**Requirement**
Take each line containing "sacs" and report it exactly as written.
## start Data for this exercise
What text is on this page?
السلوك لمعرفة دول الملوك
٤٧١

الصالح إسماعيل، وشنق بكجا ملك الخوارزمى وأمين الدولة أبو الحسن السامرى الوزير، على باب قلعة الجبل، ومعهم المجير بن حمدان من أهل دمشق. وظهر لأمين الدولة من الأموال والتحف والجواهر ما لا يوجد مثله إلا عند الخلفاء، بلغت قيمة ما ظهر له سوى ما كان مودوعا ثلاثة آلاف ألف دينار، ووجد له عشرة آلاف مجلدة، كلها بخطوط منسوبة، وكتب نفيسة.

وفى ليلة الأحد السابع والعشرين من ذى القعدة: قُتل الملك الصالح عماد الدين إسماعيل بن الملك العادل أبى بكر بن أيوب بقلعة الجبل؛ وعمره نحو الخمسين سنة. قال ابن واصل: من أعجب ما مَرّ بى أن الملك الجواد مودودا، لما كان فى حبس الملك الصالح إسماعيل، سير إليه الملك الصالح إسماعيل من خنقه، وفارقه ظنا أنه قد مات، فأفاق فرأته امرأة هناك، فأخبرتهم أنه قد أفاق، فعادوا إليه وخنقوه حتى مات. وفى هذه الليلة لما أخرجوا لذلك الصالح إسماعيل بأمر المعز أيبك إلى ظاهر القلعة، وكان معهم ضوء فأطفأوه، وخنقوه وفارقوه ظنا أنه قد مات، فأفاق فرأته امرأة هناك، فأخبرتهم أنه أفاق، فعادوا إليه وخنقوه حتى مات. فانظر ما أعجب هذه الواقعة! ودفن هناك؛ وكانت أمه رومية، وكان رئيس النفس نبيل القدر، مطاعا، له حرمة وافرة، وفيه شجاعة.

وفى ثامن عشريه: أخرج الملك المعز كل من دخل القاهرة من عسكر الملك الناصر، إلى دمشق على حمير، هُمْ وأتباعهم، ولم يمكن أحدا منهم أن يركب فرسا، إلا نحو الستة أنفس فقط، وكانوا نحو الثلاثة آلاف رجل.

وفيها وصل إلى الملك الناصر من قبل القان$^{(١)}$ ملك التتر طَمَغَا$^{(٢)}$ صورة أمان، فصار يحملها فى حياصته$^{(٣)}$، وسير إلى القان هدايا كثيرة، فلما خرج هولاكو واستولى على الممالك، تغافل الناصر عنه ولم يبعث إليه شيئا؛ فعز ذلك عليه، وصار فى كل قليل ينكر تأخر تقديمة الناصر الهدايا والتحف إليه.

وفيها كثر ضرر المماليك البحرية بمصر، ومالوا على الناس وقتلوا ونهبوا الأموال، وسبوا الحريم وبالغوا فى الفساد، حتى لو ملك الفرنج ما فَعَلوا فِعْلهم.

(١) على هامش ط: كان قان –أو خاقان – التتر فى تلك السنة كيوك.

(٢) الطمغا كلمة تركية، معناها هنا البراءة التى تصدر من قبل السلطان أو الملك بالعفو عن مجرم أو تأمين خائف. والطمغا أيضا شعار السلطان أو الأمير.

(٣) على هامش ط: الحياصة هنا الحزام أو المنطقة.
## end Data for this exercise
## start Data for this exercise
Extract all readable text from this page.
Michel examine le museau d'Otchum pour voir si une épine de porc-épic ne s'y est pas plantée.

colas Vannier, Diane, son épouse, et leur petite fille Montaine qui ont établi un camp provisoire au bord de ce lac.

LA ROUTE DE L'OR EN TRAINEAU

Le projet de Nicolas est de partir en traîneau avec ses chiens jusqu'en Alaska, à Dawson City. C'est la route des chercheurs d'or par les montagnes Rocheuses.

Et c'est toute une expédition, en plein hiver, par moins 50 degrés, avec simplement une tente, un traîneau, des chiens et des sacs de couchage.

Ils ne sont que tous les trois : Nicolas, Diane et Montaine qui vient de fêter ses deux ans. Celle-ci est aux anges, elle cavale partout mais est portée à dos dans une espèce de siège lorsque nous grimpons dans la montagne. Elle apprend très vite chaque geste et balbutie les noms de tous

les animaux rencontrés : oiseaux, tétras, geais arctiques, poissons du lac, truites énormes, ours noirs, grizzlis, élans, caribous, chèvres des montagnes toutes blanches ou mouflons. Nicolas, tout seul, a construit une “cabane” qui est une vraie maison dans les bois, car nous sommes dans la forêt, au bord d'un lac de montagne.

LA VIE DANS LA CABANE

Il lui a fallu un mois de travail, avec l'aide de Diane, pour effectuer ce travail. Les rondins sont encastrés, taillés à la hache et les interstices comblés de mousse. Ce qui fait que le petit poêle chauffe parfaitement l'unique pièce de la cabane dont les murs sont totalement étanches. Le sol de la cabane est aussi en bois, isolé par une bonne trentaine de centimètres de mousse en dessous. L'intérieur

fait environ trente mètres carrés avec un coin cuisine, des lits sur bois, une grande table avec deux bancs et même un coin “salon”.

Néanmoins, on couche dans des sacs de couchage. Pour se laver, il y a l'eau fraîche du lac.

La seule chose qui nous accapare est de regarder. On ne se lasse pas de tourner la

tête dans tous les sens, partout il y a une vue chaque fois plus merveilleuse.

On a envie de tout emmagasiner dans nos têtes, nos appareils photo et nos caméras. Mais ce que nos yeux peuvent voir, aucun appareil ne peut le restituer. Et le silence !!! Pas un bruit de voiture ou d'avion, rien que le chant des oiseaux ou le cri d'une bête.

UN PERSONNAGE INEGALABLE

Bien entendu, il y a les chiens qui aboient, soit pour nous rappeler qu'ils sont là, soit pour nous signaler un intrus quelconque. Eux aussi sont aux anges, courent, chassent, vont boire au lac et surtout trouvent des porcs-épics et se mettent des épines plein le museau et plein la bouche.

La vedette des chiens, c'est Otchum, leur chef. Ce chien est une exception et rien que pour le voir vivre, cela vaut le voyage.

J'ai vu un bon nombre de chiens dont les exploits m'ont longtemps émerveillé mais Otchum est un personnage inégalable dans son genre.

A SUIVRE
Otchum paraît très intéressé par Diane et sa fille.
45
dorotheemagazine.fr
## end Data for this exercise
**Solution for this task**
Et c'est toute une expédition, en plein hiver, par moins 50 degrés, avec simplement une tente, un traîneau, des chiens et des sacs de couchage.
Néanmoins, on couche dans des sacs de couchage. Pour se laver, il y a l'eau fraîche du lac.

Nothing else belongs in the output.